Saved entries
......

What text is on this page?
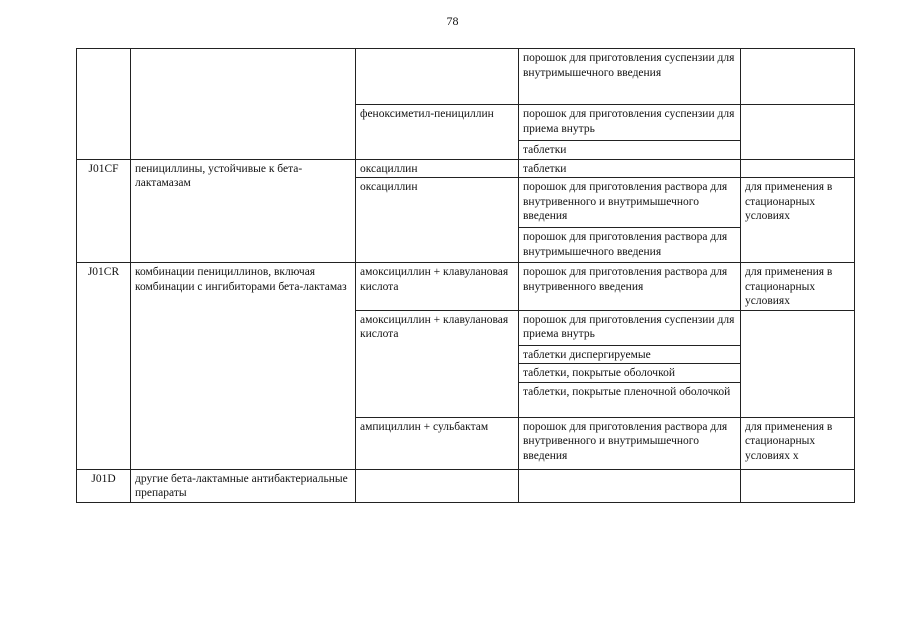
78
			порошок для приготовления суспензии для внутримышечного введения	
		феноксиметил-пенициллин	порошок для приготовления суспензии для приема внутрь	
			таблетки	
J01CF	пенициллины, устойчивые к бета-лактамазам	оксациллин	таблетки	
		оксациллин	порошок для приготовления раствора для внутривенного и внутримышечного введения	для применения в стационарных условиях
			порошок для приготовления раствора для внутримышечного введения	
J01CR	комбинации пенициллинов, включая комбинации с ингибиторами бета-лактамаз	амоксициллин + клавулановая кислота	порошок для приготовления раствора для внутривенного введения	для применения в стационарных условиях
		амоксициллин + клавулановая кислота	порошок для приготовления суспензии для приема внутрь	
			таблетки диспергируемые	
			таблетки, покрытые оболочкой	
			таблетки, покрытые пленочной оболочкой	
		ампициллин + сульбактам	порошок для приготовления раствора для внутривенного и внутримышечного введения	для применения в стационарных условиях х
J01D	другие бета-лактамные антибактериальные препараты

......

Reply with nothing except the number of lines in the listing above that include the string "внутрь".

# Task result
2